> [Problem requirements]: Please report every line from the material that contains the word "name".

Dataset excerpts

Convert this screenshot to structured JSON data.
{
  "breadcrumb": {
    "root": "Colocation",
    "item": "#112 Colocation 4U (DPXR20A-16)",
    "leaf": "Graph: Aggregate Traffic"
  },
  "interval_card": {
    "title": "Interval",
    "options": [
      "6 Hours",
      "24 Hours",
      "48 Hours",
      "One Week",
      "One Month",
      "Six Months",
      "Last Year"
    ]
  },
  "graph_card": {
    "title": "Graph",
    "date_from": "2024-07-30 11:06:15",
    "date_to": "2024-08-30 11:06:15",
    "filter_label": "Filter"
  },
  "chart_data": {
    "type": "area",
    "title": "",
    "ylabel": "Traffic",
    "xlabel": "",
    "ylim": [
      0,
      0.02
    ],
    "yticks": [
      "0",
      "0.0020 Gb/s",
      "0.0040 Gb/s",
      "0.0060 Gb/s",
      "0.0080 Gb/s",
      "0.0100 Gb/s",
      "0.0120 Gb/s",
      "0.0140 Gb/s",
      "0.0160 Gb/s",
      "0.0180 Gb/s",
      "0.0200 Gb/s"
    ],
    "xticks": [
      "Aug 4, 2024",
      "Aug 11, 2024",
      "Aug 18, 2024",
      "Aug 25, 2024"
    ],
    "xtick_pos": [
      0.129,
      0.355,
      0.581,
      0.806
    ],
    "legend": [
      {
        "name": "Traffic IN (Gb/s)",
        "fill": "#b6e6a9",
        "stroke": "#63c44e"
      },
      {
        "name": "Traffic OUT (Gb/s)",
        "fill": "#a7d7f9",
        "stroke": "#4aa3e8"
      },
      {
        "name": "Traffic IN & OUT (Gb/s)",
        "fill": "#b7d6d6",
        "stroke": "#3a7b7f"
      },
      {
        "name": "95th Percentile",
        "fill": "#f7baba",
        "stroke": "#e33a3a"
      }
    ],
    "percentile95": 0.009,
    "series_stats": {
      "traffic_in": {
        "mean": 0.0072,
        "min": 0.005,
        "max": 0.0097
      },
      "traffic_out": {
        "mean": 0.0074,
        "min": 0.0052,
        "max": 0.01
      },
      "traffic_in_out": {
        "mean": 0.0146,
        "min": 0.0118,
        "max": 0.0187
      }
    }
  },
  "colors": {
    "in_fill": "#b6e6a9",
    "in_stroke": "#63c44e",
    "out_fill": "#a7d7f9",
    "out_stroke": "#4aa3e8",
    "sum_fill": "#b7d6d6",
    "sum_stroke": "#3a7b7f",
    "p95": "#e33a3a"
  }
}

> [Written reply]:
        "name": "Traffic IN (Gb/s)",
        "name": "Traffic OUT (Gb/s)",
        "name": "Traffic IN & OUT (Gb/s)",
        "name": "95th Percentile",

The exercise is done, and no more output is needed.